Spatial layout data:
◇ ◇ ◇ ◇
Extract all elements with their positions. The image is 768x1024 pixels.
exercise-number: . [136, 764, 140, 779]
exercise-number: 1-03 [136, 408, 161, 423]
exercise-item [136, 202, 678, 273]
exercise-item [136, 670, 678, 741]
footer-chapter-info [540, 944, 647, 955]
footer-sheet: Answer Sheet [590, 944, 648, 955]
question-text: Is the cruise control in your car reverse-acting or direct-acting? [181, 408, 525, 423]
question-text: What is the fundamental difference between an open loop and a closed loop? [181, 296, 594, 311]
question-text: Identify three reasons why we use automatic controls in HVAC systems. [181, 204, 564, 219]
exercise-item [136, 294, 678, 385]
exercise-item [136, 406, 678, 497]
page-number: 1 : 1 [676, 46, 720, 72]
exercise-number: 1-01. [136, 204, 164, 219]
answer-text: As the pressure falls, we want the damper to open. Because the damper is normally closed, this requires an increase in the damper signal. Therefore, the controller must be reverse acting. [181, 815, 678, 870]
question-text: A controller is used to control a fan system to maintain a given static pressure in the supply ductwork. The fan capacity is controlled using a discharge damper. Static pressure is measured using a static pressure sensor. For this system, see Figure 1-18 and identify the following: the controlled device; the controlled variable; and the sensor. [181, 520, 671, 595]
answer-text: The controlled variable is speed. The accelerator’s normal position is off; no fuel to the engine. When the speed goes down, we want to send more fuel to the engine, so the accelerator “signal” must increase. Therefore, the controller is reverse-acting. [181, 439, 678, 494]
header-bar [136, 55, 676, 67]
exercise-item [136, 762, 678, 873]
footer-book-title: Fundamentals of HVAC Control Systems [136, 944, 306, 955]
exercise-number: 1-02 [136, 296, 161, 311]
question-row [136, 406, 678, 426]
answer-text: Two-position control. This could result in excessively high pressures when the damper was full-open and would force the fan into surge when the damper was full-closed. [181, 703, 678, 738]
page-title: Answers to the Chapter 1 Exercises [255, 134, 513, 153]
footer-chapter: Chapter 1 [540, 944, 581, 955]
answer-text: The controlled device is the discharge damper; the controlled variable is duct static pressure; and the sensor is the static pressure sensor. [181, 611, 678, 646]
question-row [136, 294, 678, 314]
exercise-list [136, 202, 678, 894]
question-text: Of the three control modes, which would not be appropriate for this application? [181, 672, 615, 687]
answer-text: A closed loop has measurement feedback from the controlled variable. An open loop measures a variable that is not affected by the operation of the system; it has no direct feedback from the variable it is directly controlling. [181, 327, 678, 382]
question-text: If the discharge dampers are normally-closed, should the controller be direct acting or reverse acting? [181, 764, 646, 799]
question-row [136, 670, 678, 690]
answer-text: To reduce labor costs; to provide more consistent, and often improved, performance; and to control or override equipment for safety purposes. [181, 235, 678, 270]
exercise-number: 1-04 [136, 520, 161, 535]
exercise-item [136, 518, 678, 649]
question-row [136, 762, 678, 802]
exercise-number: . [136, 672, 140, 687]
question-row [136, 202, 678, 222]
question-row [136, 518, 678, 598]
◇ ◇ ◇ ◇
**Exercise**
Write out all of the lines above without changing a single character.

**Reply**
Extract all elements with their positions. The image is 768x1024 pixels.
exercise-number: . [136, 764, 140, 779]
exercise-number: 1-03 [136, 408, 161, 423]
exercise-item [136, 202, 678, 273]
exercise-item [136, 670, 678, 741]
footer-chapter-info [540, 944, 647, 955]
footer-sheet: Answer Sheet [590, 944, 648, 955]
question-text: Is the cruise control in your car reverse-acting or direct-acting? [181, 408, 525, 423]
question-text: What is the fundamental difference between an open loop and a closed loop? [181, 296, 594, 311]
question-text: Identify three reasons why we use automatic controls in HVAC systems. [181, 204, 564, 219]
exercise-item [136, 294, 678, 385]
exercise-item [136, 406, 678, 497]
page-number: 1 : 1 [676, 46, 720, 72]
exercise-number: 1-01. [136, 204, 164, 219]
answer-text: As the pressure falls, we want the damper to open. Because the damper is normally closed, this requires an increase in the damper signal. Therefore, the controller must be reverse acting. [181, 815, 678, 870]
question-text: A controller is used to control a fan system to maintain a given static pressure in the supply ductwork. The fan capacity is controlled using a discharge damper. Static pressure is measured using a static pressure sensor. For this system, see Figure 1-18 and identify the following: the controlled device; the controlled variable; and the sensor. [181, 520, 671, 595]
answer-text: The controlled variable is speed. The accelerator’s normal position is off; no fuel to the engine. When the speed goes down, we want to send more fuel to the engine, so the accelerator “signal” must increase. Therefore, the controller is reverse-acting. [181, 439, 678, 494]
header-bar [136, 55, 676, 67]
exercise-item [136, 762, 678, 873]
footer-book-title: Fundamentals of HVAC Control Systems [136, 944, 306, 955]
exercise-number: 1-02 [136, 296, 161, 311]
question-row [136, 406, 678, 426]
answer-text: Two-position control. This could result in excessively high pressures when the damper was full-open and would force the fan into surge when the damper was full-closed. [181, 703, 678, 738]
page-title: Answers to the Chapter 1 Exercises [255, 134, 513, 153]
footer-chapter: Chapter 1 [540, 944, 581, 955]
answer-text: The controlled device is the discharge damper; the controlled variable is duct static pressure; and the sensor is the static pressure sensor. [181, 611, 678, 646]
question-row [136, 294, 678, 314]
exercise-list [136, 202, 678, 894]
question-text: Of the three control modes, which would not be appropriate for this application? [181, 672, 615, 687]
answer-text: A closed loop has measurement feedback from the controlled variable. An open loop measures a variable that is not affected by the operation of the system; it has no direct feedback from the variable it is directly controlling. [181, 327, 678, 382]
question-text: If the discharge dampers are normally-closed, should the controller be direct acting or reverse acting? [181, 764, 646, 799]
question-row [136, 670, 678, 690]
answer-text: To reduce labor costs; to provide more consistent, and often improved, performance; and to control or override equipment for safety purposes. [181, 235, 678, 270]
exercise-number: 1-04 [136, 520, 161, 535]
exercise-item [136, 518, 678, 649]
question-row [136, 762, 678, 802]
exercise-number: . [136, 672, 140, 687]
question-row [136, 202, 678, 222]
question-row [136, 518, 678, 598]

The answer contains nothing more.